Provided records:
§ §

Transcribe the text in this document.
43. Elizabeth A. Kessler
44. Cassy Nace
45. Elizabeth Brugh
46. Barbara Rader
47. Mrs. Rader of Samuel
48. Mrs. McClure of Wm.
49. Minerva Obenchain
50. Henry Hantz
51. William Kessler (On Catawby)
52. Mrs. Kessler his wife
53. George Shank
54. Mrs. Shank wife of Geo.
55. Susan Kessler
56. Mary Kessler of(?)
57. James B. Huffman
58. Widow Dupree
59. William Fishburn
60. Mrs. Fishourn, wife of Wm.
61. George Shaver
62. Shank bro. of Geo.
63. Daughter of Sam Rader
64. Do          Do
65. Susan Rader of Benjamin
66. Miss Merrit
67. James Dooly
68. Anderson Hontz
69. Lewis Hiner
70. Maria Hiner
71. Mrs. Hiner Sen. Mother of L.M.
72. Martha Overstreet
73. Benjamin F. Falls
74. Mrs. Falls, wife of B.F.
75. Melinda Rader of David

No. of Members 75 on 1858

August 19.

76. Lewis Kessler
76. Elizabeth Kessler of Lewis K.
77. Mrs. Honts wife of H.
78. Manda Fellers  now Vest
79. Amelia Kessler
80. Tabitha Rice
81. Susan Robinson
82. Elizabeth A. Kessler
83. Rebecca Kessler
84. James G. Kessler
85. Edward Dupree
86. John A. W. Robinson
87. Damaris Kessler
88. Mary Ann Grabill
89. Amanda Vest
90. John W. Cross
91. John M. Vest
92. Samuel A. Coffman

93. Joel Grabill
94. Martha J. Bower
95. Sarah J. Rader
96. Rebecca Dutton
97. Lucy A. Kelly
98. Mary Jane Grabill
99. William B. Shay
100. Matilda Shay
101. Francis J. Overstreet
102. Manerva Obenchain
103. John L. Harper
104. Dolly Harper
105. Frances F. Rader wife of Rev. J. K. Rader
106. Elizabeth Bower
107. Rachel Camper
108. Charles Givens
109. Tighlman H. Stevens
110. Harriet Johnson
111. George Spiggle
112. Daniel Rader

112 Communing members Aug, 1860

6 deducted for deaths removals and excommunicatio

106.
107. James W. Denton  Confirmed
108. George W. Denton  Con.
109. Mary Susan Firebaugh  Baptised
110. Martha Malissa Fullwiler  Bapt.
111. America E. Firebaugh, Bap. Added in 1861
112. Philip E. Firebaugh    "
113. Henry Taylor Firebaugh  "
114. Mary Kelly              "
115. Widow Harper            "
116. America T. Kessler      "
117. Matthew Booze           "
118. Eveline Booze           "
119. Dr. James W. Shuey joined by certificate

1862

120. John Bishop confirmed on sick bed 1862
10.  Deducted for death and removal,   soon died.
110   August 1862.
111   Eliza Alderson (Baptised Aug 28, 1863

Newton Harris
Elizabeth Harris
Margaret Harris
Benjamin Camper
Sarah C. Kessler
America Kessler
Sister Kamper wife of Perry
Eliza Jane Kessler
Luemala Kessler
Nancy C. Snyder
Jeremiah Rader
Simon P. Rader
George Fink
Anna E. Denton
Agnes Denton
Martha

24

§ §

Goal of the exercise: Provide an exact reproduction of all the entries shown above.

Finished answer:
Transcribe the text in this document.
43. Elizabeth A. Kessler
44. Cassy Nace
45. Elizabeth Brugh
46. Barbara Rader
47. Mrs. Rader of Samuel
48. Mrs. McClure of Wm.
49. Minerva Obenchain
50. Henry Hantz
51. William Kessler (On Catawby)
52. Mrs. Kessler his wife
53. George Shank
54. Mrs. Shank wife of Geo.
55. Susan Kessler
56. Mary Kessler of(?)
57. James B. Huffman
58. Widow Dupree
59. William Fishburn
60. Mrs. Fishourn, wife of Wm.
61. George Shaver
62. Shank bro. of Geo.
63. Daughter of Sam Rader
64. Do          Do
65. Susan Rader of Benjamin
66. Miss Merrit
67. James Dooly
68. Anderson Hontz
69. Lewis Hiner
70. Maria Hiner
71. Mrs. Hiner Sen. Mother of L.M.
72. Martha Overstreet
73. Benjamin F. Falls
74. Mrs. Falls, wife of B.F.
75. Melinda Rader of David

No. of Members 75 on 1858

August 19.

76. Lewis Kessler
76. Elizabeth Kessler of Lewis K.
77. Mrs. Honts wife of H.
78. Manda Fellers  now Vest
79. Amelia Kessler
80. Tabitha Rice
81. Susan Robinson
82. Elizabeth A. Kessler
83. Rebecca Kessler
84. James G. Kessler
85. Edward Dupree
86. John A. W. Robinson
87. Damaris Kessler
88. Mary Ann Grabill
89. Amanda Vest
90. John W. Cross
91. John M. Vest
92. Samuel A. Coffman

93. Joel Grabill
94. Martha J. Bower
95. Sarah J. Rader
96. Rebecca Dutton
97. Lucy A. Kelly
98. Mary Jane Grabill
99. William B. Shay
100. Matilda Shay
101. Francis J. Overstreet
102. Manerva Obenchain
103. John L. Harper
104. Dolly Harper
105. Frances F. Rader wife of Rev. J. K. Rader
106. Elizabeth Bower
107. Rachel Camper
108. Charles Givens
109. Tighlman H. Stevens
110. Harriet Johnson
111. George Spiggle
112. Daniel Rader

112 Communing members Aug, 1860

6 deducted for deaths removals and excommunicatio

106.
107. James W. Denton  Confirmed
108. George W. Denton  Con.
109. Mary Susan Firebaugh  Baptised
110. Martha Malissa Fullwiler  Bapt.
111. America E. Firebaugh, Bap. Added in 1861
112. Philip E. Firebaugh    "
113. Henry Taylor Firebaugh  "
114. Mary Kelly              "
115. Widow Harper            "
116. America T. Kessler      "
117. Matthew Booze           "
118. Eveline Booze           "
119. Dr. James W. Shuey joined by certificate

1862

120. John Bishop confirmed on sick bed 1862
10.  Deducted for death and removal,   soon died.
110   August 1862.
111   Eliza Alderson (Baptised Aug 28, 1863

Newton Harris
Elizabeth Harris
Margaret Harris
Benjamin Camper
Sarah C. Kessler
America Kessler
Sister Kamper wife of Perry
Eliza Jane Kessler
Luemala Kessler
Nancy C. Snyder
Jeremiah Rader
Simon P. Rader
George Fink
Anna E. Denton
Agnes Denton
Martha

24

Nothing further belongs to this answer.